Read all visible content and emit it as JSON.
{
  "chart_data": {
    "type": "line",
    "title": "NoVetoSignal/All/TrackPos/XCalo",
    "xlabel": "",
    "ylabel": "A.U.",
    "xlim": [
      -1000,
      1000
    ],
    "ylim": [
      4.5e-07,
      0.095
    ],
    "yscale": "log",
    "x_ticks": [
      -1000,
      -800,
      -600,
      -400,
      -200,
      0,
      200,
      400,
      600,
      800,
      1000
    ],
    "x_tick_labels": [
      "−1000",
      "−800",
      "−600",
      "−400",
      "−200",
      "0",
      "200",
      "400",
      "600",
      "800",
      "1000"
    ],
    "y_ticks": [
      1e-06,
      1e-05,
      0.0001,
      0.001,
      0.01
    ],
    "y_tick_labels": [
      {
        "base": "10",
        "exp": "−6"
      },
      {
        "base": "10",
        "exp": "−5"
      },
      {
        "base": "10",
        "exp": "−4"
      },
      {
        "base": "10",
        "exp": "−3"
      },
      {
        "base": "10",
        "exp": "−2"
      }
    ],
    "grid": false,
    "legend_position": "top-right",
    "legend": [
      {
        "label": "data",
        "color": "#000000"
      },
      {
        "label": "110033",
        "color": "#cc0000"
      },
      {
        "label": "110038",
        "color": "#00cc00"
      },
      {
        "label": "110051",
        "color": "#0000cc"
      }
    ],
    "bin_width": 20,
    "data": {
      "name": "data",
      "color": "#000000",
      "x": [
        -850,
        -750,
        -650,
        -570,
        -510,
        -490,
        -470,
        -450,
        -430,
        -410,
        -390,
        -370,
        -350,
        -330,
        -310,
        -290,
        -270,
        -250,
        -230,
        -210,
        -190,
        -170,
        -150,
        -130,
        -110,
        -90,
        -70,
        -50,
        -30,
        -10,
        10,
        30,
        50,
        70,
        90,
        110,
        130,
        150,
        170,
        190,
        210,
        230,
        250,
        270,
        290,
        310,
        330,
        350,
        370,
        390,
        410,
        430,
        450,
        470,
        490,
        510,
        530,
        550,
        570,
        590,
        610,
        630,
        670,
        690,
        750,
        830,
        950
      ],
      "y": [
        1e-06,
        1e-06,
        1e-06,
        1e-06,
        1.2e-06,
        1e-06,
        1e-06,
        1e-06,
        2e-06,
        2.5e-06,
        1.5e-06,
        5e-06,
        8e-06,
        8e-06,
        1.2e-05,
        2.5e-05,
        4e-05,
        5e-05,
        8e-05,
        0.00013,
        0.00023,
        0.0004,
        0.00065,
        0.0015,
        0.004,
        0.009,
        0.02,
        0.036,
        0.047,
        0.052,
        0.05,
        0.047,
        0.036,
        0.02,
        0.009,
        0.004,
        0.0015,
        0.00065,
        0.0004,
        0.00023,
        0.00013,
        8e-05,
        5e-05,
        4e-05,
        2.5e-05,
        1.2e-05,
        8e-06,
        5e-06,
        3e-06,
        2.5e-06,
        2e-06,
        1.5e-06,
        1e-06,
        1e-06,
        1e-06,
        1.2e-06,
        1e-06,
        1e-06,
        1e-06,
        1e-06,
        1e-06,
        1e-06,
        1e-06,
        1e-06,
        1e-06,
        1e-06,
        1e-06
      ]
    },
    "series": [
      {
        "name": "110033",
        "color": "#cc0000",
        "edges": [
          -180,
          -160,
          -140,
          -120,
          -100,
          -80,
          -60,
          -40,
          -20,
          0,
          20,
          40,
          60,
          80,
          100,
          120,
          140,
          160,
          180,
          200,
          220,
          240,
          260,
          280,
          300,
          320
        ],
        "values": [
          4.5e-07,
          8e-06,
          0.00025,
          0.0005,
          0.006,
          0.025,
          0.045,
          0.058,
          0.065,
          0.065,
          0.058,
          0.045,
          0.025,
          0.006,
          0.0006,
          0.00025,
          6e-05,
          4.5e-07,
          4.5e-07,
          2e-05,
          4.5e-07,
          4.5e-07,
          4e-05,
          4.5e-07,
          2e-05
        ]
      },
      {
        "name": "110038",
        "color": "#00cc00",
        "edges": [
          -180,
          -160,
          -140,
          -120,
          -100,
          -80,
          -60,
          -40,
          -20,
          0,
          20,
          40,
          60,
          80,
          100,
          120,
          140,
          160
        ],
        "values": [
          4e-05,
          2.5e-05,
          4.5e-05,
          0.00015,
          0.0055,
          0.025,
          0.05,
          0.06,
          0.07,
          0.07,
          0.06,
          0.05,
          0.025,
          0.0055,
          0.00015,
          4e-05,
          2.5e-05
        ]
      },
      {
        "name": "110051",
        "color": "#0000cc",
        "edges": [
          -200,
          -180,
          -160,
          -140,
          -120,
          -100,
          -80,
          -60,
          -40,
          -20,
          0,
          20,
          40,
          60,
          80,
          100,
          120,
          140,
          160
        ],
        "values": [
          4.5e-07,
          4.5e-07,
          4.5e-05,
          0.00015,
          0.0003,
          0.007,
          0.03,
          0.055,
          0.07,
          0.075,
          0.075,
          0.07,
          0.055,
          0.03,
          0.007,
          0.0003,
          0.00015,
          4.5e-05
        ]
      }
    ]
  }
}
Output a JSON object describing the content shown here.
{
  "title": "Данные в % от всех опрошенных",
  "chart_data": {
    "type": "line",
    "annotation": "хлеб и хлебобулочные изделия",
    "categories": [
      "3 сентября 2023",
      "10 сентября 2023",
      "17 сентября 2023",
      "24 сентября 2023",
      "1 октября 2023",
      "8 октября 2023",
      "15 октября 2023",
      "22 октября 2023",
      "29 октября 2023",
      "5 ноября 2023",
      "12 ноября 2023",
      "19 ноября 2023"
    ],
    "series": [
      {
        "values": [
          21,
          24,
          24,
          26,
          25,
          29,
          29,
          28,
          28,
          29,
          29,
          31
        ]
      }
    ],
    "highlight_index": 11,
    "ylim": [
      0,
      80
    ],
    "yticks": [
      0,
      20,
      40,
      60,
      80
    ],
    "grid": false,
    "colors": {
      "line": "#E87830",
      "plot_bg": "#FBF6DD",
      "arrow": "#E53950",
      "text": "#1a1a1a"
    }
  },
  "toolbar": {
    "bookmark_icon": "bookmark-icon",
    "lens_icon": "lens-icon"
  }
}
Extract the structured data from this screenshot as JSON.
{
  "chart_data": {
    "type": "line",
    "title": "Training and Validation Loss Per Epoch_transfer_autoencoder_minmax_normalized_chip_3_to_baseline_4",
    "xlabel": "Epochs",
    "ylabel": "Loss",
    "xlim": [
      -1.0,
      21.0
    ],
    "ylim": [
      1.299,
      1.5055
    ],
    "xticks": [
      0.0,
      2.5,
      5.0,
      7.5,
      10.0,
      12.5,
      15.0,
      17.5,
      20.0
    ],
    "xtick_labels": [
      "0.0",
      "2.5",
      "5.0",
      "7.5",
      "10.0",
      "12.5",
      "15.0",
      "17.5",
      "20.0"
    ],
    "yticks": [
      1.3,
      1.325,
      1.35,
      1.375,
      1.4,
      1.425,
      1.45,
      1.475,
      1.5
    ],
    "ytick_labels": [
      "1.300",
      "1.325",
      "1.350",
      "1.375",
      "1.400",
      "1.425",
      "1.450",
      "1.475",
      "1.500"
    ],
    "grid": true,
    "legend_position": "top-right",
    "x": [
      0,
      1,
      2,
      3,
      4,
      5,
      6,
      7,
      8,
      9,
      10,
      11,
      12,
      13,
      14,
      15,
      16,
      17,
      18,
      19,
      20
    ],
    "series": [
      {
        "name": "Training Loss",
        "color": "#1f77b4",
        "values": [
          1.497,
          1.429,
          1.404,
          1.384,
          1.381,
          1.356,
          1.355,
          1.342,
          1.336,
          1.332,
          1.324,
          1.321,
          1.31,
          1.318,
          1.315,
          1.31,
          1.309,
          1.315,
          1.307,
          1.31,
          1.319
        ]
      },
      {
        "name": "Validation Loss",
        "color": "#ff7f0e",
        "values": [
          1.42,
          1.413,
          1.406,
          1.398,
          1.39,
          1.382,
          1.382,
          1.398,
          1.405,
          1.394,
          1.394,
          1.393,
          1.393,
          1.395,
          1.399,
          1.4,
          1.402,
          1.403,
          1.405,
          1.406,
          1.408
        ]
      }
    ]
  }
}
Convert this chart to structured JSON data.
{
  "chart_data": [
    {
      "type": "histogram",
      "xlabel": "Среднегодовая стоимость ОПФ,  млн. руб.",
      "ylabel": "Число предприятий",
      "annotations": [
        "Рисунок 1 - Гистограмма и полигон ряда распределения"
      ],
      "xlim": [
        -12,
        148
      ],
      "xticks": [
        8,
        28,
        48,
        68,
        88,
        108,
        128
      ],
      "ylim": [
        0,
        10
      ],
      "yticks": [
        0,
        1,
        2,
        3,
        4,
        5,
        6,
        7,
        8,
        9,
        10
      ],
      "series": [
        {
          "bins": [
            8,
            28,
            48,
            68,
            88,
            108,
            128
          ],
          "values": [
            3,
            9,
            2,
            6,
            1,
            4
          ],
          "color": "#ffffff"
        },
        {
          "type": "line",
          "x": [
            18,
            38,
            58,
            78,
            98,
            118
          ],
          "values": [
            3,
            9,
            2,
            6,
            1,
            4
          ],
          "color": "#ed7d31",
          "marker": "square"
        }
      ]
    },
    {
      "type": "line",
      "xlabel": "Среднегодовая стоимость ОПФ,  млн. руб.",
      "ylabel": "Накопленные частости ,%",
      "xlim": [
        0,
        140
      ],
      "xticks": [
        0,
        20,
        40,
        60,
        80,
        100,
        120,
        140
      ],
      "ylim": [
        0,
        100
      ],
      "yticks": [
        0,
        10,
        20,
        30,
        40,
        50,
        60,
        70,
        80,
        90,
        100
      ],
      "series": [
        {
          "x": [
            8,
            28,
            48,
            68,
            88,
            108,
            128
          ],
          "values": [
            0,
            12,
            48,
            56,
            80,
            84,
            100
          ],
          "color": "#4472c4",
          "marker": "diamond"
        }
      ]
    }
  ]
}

PROBLEM TO SOLVE | Provide the number of lines in these entries that hold the word "xlabel", without any accompanying text.

SOLUTION TO THE EXERCISE | 4